[WRITTEN EXERCISE]: Can you retype every record below exactly as written?

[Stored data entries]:
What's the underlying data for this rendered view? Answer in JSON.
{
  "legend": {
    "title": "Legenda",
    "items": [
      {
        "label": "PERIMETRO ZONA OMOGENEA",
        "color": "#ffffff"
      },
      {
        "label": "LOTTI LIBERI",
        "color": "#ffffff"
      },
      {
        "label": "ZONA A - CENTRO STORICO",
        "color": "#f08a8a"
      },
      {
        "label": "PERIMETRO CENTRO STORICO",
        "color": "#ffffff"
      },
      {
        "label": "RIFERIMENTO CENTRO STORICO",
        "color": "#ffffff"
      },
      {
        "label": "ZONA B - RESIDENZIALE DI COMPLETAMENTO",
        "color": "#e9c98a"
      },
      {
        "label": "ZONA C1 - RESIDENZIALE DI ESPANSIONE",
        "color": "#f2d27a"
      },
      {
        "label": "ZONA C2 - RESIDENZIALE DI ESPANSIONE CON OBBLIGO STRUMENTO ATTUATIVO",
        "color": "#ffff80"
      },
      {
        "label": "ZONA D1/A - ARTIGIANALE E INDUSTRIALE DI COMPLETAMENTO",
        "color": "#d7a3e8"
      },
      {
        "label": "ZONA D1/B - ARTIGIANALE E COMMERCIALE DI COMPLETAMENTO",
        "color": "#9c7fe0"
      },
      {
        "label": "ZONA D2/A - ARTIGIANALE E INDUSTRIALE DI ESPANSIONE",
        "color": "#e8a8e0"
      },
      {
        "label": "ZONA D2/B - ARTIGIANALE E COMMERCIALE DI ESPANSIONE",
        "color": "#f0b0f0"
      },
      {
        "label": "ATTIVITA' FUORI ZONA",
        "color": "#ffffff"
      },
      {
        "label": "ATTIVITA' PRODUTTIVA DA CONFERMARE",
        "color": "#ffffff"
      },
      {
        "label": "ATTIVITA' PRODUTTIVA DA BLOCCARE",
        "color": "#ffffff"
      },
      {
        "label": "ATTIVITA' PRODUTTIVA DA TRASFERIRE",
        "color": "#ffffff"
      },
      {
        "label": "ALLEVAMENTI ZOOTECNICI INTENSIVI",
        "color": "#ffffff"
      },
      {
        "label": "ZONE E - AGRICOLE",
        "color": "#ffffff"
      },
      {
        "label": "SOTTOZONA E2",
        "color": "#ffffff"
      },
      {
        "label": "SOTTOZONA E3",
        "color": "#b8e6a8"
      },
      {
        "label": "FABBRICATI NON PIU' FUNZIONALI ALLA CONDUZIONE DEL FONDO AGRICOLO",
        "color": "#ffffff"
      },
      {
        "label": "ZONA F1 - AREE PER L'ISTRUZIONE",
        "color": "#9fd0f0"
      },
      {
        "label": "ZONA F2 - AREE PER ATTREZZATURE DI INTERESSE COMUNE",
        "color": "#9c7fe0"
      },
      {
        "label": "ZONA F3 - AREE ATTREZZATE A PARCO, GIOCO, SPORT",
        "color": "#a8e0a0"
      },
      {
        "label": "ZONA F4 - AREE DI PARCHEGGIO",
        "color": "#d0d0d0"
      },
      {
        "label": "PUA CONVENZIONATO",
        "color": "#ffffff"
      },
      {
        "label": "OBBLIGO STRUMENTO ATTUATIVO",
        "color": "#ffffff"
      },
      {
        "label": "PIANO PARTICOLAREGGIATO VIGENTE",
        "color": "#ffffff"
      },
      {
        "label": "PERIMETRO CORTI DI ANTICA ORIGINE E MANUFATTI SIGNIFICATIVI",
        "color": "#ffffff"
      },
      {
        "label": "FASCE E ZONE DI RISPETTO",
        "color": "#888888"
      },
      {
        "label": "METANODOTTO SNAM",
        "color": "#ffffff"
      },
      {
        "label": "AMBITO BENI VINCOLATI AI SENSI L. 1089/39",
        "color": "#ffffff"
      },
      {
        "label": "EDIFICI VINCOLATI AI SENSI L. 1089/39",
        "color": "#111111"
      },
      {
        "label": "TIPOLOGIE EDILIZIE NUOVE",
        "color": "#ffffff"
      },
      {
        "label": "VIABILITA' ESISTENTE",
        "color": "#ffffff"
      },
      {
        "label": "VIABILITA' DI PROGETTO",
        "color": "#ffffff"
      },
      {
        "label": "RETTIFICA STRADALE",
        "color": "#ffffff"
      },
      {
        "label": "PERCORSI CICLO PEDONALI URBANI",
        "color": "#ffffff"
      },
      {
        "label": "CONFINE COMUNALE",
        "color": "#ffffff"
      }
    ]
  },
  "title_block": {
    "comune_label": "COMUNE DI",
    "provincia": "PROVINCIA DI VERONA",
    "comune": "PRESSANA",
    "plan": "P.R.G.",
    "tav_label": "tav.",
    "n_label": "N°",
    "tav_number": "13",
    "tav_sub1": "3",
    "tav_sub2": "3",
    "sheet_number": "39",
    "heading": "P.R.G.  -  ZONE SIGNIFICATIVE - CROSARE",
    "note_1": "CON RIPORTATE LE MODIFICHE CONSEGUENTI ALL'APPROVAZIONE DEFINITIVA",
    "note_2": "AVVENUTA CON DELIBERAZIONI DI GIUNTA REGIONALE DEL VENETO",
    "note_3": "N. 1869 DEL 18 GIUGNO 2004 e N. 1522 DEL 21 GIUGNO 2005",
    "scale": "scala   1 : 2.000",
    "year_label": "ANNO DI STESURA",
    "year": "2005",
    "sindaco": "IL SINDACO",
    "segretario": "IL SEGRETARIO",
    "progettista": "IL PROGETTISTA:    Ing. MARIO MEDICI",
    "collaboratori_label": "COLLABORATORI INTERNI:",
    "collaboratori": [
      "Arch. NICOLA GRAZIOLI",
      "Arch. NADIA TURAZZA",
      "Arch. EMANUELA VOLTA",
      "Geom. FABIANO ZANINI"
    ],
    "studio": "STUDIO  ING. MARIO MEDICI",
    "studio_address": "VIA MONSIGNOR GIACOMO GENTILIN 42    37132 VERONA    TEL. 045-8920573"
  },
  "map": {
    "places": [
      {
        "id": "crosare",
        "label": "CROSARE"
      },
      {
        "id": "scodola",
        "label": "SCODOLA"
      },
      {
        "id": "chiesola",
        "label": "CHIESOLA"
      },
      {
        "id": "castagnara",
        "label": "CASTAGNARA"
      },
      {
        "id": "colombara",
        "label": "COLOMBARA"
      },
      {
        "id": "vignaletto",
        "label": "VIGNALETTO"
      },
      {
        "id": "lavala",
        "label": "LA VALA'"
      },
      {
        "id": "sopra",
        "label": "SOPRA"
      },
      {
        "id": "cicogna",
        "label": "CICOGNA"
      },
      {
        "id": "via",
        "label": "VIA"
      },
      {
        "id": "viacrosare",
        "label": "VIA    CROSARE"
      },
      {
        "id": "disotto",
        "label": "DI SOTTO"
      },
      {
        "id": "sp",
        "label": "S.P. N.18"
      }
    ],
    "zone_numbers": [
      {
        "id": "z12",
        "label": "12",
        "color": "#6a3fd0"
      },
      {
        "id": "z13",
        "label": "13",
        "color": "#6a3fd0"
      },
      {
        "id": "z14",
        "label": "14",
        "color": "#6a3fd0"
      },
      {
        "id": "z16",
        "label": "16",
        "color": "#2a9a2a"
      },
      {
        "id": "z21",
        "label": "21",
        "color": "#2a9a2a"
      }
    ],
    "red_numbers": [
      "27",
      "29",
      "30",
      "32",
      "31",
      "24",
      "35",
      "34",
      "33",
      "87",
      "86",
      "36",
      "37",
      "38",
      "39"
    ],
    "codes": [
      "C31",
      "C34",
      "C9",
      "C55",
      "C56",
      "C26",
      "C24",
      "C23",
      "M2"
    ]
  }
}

[EXPECTED ANSWER]:
What's the underlying data for this rendered view? Answer in JSON.
{
  "legend": {
    "title": "Legenda",
    "items": [
      {
        "label": "PERIMETRO ZONA OMOGENEA",
        "color": "#ffffff"
      },
      {
        "label": "LOTTI LIBERI",
        "color": "#ffffff"
      },
      {
        "label": "ZONA A - CENTRO STORICO",
        "color": "#f08a8a"
      },
      {
        "label": "PERIMETRO CENTRO STORICO",
        "color": "#ffffff"
      },
      {
        "label": "RIFERIMENTO CENTRO STORICO",
        "color": "#ffffff"
      },
      {
        "label": "ZONA B - RESIDENZIALE DI COMPLETAMENTO",
        "color": "#e9c98a"
      },
      {
        "label": "ZONA C1 - RESIDENZIALE DI ESPANSIONE",
        "color": "#f2d27a"
      },
      {
        "label": "ZONA C2 - RESIDENZIALE DI ESPANSIONE CON OBBLIGO STRUMENTO ATTUATIVO",
        "color": "#ffff80"
      },
      {
        "label": "ZONA D1/A - ARTIGIANALE E INDUSTRIALE DI COMPLETAMENTO",
        "color": "#d7a3e8"
      },
      {
        "label": "ZONA D1/B - ARTIGIANALE E COMMERCIALE DI COMPLETAMENTO",
        "color": "#9c7fe0"
      },
      {
        "label": "ZONA D2/A - ARTIGIANALE E INDUSTRIALE DI ESPANSIONE",
        "color": "#e8a8e0"
      },
      {
        "label": "ZONA D2/B - ARTIGIANALE E COMMERCIALE DI ESPANSIONE",
        "color": "#f0b0f0"
      },
      {
        "label": "ATTIVITA' FUORI ZONA",
        "color": "#ffffff"
      },
      {
        "label": "ATTIVITA' PRODUTTIVA DA CONFERMARE",
        "color": "#ffffff"
      },
      {
        "label": "ATTIVITA' PRODUTTIVA DA BLOCCARE",
        "color": "#ffffff"
      },
      {
        "label": "ATTIVITA' PRODUTTIVA DA TRASFERIRE",
        "color": "#ffffff"
      },
      {
        "label": "ALLEVAMENTI ZOOTECNICI INTENSIVI",
        "color": "#ffffff"
      },
      {
        "label": "ZONE E - AGRICOLE",
        "color": "#ffffff"
      },
      {
        "label": "SOTTOZONA E2",
        "color": "#ffffff"
      },
      {
        "label": "SOTTOZONA E3",
        "color": "#b8e6a8"
      },
      {
        "label": "FABBRICATI NON PIU' FUNZIONALI ALLA CONDUZIONE DEL FONDO AGRICOLO",
        "color": "#ffffff"
      },
      {
        "label": "ZONA F1 - AREE PER L'ISTRUZIONE",
        "color": "#9fd0f0"
      },
      {
        "label": "ZONA F2 - AREE PER ATTREZZATURE DI INTERESSE COMUNE",
        "color": "#9c7fe0"
      },
      {
        "label": "ZONA F3 - AREE ATTREZZATE A PARCO, GIOCO, SPORT",
        "color": "#a8e0a0"
      },
      {
        "label": "ZONA F4 - AREE DI PARCHEGGIO",
        "color": "#d0d0d0"
      },
      {
        "label": "PUA CONVENZIONATO",
        "color": "#ffffff"
      },
      {
        "label": "OBBLIGO STRUMENTO ATTUATIVO",
        "color": "#ffffff"
      },
      {
        "label": "PIANO PARTICOLAREGGIATO VIGENTE",
        "color": "#ffffff"
      },
      {
        "label": "PERIMETRO CORTI DI ANTICA ORIGINE E MANUFATTI SIGNIFICATIVI",
        "color": "#ffffff"
      },
      {
        "label": "FASCE E ZONE DI RISPETTO",
        "color": "#888888"
      },
      {
        "label": "METANODOTTO SNAM",
        "color": "#ffffff"
      },
      {
        "label": "AMBITO BENI VINCOLATI AI SENSI L. 1089/39",
        "color": "#ffffff"
      },
      {
        "label": "EDIFICI VINCOLATI AI SENSI L. 1089/39",
        "color": "#111111"
      },
      {
        "label": "TIPOLOGIE EDILIZIE NUOVE",
        "color": "#ffffff"
      },
      {
        "label": "VIABILITA' ESISTENTE",
        "color": "#ffffff"
      },
      {
        "label": "VIABILITA' DI PROGETTO",
        "color": "#ffffff"
      },
      {
        "label": "RETTIFICA STRADALE",
        "color": "#ffffff"
      },
      {
        "label": "PERCORSI CICLO PEDONALI URBANI",
        "color": "#ffffff"
      },
      {
        "label": "CONFINE COMUNALE",
        "color": "#ffffff"
      }
    ]
  },
  "title_block": {
    "comune_label": "COMUNE DI",
    "provincia": "PROVINCIA DI VERONA",
    "comune": "PRESSANA",
    "plan": "P.R.G.",
    "tav_label": "tav.",
    "n_label": "N°",
    "tav_number": "13",
    "tav_sub1": "3",
    "tav_sub2": "3",
    "sheet_number": "39",
    "heading": "P.R.G.  -  ZONE SIGNIFICATIVE - CROSARE",
    "note_1": "CON RIPORTATE LE MODIFICHE CONSEGUENTI ALL'APPROVAZIONE DEFINITIVA",
    "note_2": "AVVENUTA CON DELIBERAZIONI DI GIUNTA REGIONALE DEL VENETO",
    "note_3": "N. 1869 DEL 18 GIUGNO 2004 e N. 1522 DEL 21 GIUGNO 2005",
    "scale": "scala   1 : 2.000",
    "year_label": "ANNO DI STESURA",
    "year": "2005",
    "sindaco": "IL SINDACO",
    "segretario": "IL SEGRETARIO",
    "progettista": "IL PROGETTISTA:    Ing. MARIO MEDICI",
    "collaboratori_label": "COLLABORATORI INTERNI:",
    "collaboratori": [
      "Arch. NICOLA GRAZIOLI",
      "Arch. NADIA TURAZZA",
      "Arch. EMANUELA VOLTA",
      "Geom. FABIANO ZANINI"
    ],
    "studio": "STUDIO  ING. MARIO MEDICI",
    "studio_address": "VIA MONSIGNOR GIACOMO GENTILIN 42    37132 VERONA    TEL. 045-8920573"
  },
  "map": {
    "places": [
      {
        "id": "crosare",
        "label": "CROSARE"
      },
      {
        "id": "scodola",
        "label": "SCODOLA"
      },
      {
        "id": "chiesola",
        "label": "CHIESOLA"
      },
      {
        "id": "castagnara",
        "label": "CASTAGNARA"
      },
      {
        "id": "colombara",
        "label": "COLOMBARA"
      },
      {
        "id": "vignaletto",
        "label": "VIGNALETTO"
      },
      {
        "id": "lavala",
        "label": "LA VALA'"
      },
      {
        "id": "sopra",
        "label": "SOPRA"
      },
      {
        "id": "cicogna",
        "label": "CICOGNA"
      },
      {
        "id": "via",
        "label": "VIA"
      },
      {
        "id": "viacrosare",
        "label": "VIA    CROSARE"
      },
      {
        "id": "disotto",
        "label": "DI SOTTO"
      },
      {
        "id": "sp",
        "label": "S.P. N.18"
      }
    ],
    "zone_numbers": [
      {
        "id": "z12",
        "label": "12",
        "color": "#6a3fd0"
      },
      {
        "id": "z13",
        "label": "13",
        "color": "#6a3fd0"
      },
      {
        "id": "z14",
        "label": "14",
        "color": "#6a3fd0"
      },
      {
        "id": "z16",
        "label": "16",
        "color": "#2a9a2a"
      },
      {
        "id": "z21",
        "label": "21",
        "color": "#2a9a2a"
      }
    ],
    "red_numbers": [
      "27",
      "29",
      "30",
      "32",
      "31",
      "24",
      "35",
      "34",
      "33",
      "87",
      "86",
      "36",
      "37",
      "38",
      "39"
    ],
    "codes": [
      "C31",
      "C34",
      "C9",
      "C55",
      "C56",
      "C26",
      "C24",
      "C23",
      "M2"
    ]
  }
}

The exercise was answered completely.